- What the task asks -
Scan the listing below. Report each line that includes "environment".

□ □ □ □

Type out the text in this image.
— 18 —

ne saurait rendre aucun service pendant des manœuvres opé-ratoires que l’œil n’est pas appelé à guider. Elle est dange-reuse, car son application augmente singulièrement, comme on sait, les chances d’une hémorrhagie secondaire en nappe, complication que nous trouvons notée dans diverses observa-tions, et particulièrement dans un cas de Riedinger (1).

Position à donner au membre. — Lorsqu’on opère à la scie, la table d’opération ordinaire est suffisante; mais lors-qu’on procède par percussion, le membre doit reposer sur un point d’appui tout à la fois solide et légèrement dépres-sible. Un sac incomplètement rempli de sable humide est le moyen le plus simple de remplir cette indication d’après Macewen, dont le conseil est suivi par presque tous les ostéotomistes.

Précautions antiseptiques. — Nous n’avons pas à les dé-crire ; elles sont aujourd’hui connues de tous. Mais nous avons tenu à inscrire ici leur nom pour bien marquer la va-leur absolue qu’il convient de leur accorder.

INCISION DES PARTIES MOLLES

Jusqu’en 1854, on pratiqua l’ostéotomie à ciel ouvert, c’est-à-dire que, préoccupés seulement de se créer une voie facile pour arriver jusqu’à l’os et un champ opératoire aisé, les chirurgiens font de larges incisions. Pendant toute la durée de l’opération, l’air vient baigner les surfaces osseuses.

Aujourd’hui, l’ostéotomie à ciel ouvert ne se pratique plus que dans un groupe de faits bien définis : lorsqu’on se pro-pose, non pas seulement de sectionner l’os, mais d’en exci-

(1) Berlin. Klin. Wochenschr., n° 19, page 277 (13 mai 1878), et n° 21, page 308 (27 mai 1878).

□ □ □ □

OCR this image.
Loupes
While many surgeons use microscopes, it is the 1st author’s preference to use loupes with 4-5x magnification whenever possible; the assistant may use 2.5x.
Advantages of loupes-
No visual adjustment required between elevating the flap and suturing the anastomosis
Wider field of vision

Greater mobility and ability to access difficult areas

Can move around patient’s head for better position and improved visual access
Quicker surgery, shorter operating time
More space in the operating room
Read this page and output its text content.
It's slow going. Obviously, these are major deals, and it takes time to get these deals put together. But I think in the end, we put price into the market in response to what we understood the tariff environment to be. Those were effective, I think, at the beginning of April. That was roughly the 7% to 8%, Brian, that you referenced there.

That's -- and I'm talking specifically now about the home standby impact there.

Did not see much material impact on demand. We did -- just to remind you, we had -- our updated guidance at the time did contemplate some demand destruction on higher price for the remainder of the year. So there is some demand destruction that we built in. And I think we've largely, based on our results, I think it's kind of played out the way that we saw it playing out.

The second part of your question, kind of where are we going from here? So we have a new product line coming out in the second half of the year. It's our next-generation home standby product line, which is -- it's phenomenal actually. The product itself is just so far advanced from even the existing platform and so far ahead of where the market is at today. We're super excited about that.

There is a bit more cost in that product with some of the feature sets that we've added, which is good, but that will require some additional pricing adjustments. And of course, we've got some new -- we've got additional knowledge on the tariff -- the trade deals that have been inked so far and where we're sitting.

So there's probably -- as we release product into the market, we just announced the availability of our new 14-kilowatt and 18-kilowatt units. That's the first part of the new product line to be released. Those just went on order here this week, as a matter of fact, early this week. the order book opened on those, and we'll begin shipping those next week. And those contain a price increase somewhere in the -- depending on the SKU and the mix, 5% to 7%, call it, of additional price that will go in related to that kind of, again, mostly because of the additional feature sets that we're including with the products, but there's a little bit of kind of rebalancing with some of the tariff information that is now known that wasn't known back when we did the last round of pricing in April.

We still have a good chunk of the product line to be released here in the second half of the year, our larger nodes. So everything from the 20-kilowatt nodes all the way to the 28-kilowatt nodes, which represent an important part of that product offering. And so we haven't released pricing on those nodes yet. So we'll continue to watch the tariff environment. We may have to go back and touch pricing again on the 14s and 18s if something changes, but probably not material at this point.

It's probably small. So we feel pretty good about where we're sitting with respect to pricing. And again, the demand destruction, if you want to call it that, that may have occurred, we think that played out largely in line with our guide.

□ □ □ □

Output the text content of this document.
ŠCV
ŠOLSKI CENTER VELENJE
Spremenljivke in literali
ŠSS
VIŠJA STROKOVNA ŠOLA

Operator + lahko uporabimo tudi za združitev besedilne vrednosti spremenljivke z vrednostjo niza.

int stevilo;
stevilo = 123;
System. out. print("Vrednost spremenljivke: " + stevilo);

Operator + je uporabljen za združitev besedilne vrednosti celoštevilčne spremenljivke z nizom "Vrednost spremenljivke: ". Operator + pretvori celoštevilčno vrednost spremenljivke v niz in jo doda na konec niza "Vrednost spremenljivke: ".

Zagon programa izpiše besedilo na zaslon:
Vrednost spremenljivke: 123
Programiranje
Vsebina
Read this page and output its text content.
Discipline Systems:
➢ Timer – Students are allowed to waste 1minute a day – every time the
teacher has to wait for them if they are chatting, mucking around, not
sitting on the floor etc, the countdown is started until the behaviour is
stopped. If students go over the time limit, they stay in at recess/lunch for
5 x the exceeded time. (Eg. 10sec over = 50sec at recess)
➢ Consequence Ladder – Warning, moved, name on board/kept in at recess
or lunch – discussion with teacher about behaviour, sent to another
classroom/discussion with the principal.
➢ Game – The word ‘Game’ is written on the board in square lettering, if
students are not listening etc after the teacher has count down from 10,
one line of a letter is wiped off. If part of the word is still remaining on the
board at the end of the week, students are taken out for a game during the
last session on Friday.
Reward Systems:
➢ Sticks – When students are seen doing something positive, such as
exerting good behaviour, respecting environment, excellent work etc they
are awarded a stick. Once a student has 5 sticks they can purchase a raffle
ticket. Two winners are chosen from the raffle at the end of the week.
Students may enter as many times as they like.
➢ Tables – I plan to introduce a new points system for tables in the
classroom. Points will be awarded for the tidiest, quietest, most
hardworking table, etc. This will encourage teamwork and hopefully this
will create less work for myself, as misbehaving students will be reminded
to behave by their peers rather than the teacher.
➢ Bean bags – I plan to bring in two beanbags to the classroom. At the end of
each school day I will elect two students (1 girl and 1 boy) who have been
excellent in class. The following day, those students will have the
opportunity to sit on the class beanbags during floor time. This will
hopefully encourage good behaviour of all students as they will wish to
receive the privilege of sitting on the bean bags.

□ □ □ □

- Solution -
It's slow going. Obviously, these are major deals, and it takes time to get these deals put together. But I think in the end, we put price into the market in response to what we understood the tariff environment to be. Those were effective, I think, at the beginning of April. That was roughly the 7% to 8%, Brian, that you referenced there.
We still have a good chunk of the product line to be released here in the second half of the year, our larger nodes. So everything from the 20-kilowatt nodes all the way to the 28-kilowatt nodes, which represent an important part of that product offering. And so we haven't released pricing on those nodes yet. So we'll continue to watch the tariff environment. We may have to go back and touch pricing again on the 14s and 18s if something changes, but probably not material at this point.
exerting good behaviour, respecting environment, excellent work etc they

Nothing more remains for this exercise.